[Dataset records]
** Start **
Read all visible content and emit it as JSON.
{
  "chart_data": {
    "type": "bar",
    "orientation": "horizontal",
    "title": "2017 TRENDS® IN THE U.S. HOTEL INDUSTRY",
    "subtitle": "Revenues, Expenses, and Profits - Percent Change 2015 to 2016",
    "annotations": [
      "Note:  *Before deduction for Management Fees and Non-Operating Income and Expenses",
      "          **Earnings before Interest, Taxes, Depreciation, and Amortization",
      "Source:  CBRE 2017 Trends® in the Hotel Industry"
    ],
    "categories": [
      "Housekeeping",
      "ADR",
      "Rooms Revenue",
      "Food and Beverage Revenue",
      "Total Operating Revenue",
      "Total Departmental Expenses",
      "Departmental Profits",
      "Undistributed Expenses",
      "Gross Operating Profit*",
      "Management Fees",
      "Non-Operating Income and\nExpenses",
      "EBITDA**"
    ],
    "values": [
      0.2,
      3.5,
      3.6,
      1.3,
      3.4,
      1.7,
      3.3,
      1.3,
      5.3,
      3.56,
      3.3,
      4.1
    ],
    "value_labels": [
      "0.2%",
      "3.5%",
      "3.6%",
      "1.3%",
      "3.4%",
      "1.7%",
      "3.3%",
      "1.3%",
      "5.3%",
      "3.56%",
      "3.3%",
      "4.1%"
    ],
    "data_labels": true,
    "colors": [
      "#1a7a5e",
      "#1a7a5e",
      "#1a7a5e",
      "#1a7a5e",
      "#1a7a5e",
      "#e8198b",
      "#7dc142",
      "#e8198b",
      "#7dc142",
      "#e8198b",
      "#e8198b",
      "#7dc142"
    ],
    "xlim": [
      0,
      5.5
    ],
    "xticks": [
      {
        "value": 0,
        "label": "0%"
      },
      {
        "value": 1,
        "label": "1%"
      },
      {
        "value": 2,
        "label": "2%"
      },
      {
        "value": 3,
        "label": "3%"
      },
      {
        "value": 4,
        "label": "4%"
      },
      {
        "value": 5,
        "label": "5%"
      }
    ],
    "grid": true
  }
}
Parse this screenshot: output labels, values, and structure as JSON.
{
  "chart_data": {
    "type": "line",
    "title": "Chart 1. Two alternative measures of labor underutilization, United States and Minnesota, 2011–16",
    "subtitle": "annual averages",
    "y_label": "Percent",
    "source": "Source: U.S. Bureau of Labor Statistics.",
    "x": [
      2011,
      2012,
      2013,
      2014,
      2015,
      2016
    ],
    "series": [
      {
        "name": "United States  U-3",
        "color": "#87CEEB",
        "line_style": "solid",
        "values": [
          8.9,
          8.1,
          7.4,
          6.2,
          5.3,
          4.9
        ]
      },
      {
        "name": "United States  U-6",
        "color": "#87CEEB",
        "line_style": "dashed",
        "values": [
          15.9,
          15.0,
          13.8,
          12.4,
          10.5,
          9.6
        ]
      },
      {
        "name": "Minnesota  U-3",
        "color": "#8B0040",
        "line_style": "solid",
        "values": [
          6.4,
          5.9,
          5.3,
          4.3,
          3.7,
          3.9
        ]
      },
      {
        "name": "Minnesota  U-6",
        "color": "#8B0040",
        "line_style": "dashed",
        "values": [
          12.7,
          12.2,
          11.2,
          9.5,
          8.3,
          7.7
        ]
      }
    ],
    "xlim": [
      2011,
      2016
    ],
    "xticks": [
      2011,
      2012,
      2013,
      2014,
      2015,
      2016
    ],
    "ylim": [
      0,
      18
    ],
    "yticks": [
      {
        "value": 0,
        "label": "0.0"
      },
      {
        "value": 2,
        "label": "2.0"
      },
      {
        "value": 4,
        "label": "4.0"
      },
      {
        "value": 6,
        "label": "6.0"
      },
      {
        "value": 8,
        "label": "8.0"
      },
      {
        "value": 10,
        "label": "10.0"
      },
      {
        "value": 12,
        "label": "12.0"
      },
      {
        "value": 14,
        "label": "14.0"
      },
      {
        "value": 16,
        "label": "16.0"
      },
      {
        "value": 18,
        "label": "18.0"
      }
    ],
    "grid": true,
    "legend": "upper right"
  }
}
** End **
■ Set problem
Your task is to repeat the data exactly; please include every line.

■ Response
Read all visible content and emit it as JSON.
{
  "chart_data": {
    "type": "bar",
    "orientation": "horizontal",
    "title": "2017 TRENDS® IN THE U.S. HOTEL INDUSTRY",
    "subtitle": "Revenues, Expenses, and Profits - Percent Change 2015 to 2016",
    "annotations": [
      "Note:  *Before deduction for Management Fees and Non-Operating Income and Expenses",
      "          **Earnings before Interest, Taxes, Depreciation, and Amortization",
      "Source:  CBRE 2017 Trends® in the Hotel Industry"
    ],
    "categories": [
      "Housekeeping",
      "ADR",
      "Rooms Revenue",
      "Food and Beverage Revenue",
      "Total Operating Revenue",
      "Total Departmental Expenses",
      "Departmental Profits",
      "Undistributed Expenses",
      "Gross Operating Profit*",
      "Management Fees",
      "Non-Operating Income and\nExpenses",
      "EBITDA**"
    ],
    "values": [
      0.2,
      3.5,
      3.6,
      1.3,
      3.4,
      1.7,
      3.3,
      1.3,
      5.3,
      3.56,
      3.3,
      4.1
    ],
    "value_labels": [
      "0.2%",
      "3.5%",
      "3.6%",
      "1.3%",
      "3.4%",
      "1.7%",
      "3.3%",
      "1.3%",
      "5.3%",
      "3.56%",
      "3.3%",
      "4.1%"
    ],
    "data_labels": true,
    "colors": [
      "#1a7a5e",
      "#1a7a5e",
      "#1a7a5e",
      "#1a7a5e",
      "#1a7a5e",
      "#e8198b",
      "#7dc142",
      "#e8198b",
      "#7dc142",
      "#e8198b",
      "#e8198b",
      "#7dc142"
    ],
    "xlim": [
      0,
      5.5
    ],
    "xticks": [
      {
        "value": 0,
        "label": "0%"
      },
      {
        "value": 1,
        "label": "1%"
      },
      {
        "value": 2,
        "label": "2%"
      },
      {
        "value": 3,
        "label": "3%"
      },
      {
        "value": 4,
        "label": "4%"
      },
      {
        "value": 5,
        "label": "5%"
      }
    ],
    "grid": true
  }
}
Parse this screenshot: output labels, values, and structure as JSON.
{
  "chart_data": {
    "type": "line",
    "title": "Chart 1. Two alternative measures of labor underutilization, United States and Minnesota, 2011–16",
    "subtitle": "annual averages",
    "y_label": "Percent",
    "source": "Source: U.S. Bureau of Labor Statistics.",
    "x": [
      2011,
      2012,
      2013,
      2014,
      2015,
      2016
    ],
    "series": [
      {
        "name": "United States  U-3",
        "color": "#87CEEB",
        "line_style": "solid",
        "values": [
          8.9,
          8.1,
          7.4,
          6.2,
          5.3,
          4.9
        ]
      },
      {
        "name": "United States  U-6",
        "color": "#87CEEB",
        "line_style": "dashed",
        "values": [
          15.9,
          15.0,
          13.8,
          12.4,
          10.5,
          9.6
        ]
      },
      {
        "name": "Minnesota  U-3",
        "color": "#8B0040",
        "line_style": "solid",
        "values": [
          6.4,
          5.9,
          5.3,
          4.3,
          3.7,
          3.9
        ]
      },
      {
        "name": "Minnesota  U-6",
        "color": "#8B0040",
        "line_style": "dashed",
        "values": [
          12.7,
          12.2,
          11.2,
          9.5,
          8.3,
          7.7
        ]
      }
    ],
    "xlim": [
      2011,
      2016
    ],
    "xticks": [
      2011,
      2012,
      2013,
      2014,
      2015,
      2016
    ],
    "ylim": [
      0,
      18
    ],
    "yticks": [
      {
        "value": 0,
        "label": "0.0"
      },
      {
        "value": 2,
        "label": "2.0"
      },
      {
        "value": 4,
        "label": "4.0"
      },
      {
        "value": 6,
        "label": "6.0"
      },
      {
        "value": 8,
        "label": "8.0"
      },
      {
        "value": 10,
        "label": "10.0"
      },
      {
        "value": 12,
        "label": "12.0"
      },
      {
        "value": 14,
        "label": "14.0"
      },
      {
        "value": 16,
        "label": "16.0"
      },
      {
        "value": 18,
        "label": "18.0"
      }
    ],
    "grid": true,
    "legend": "upper right"
  }
}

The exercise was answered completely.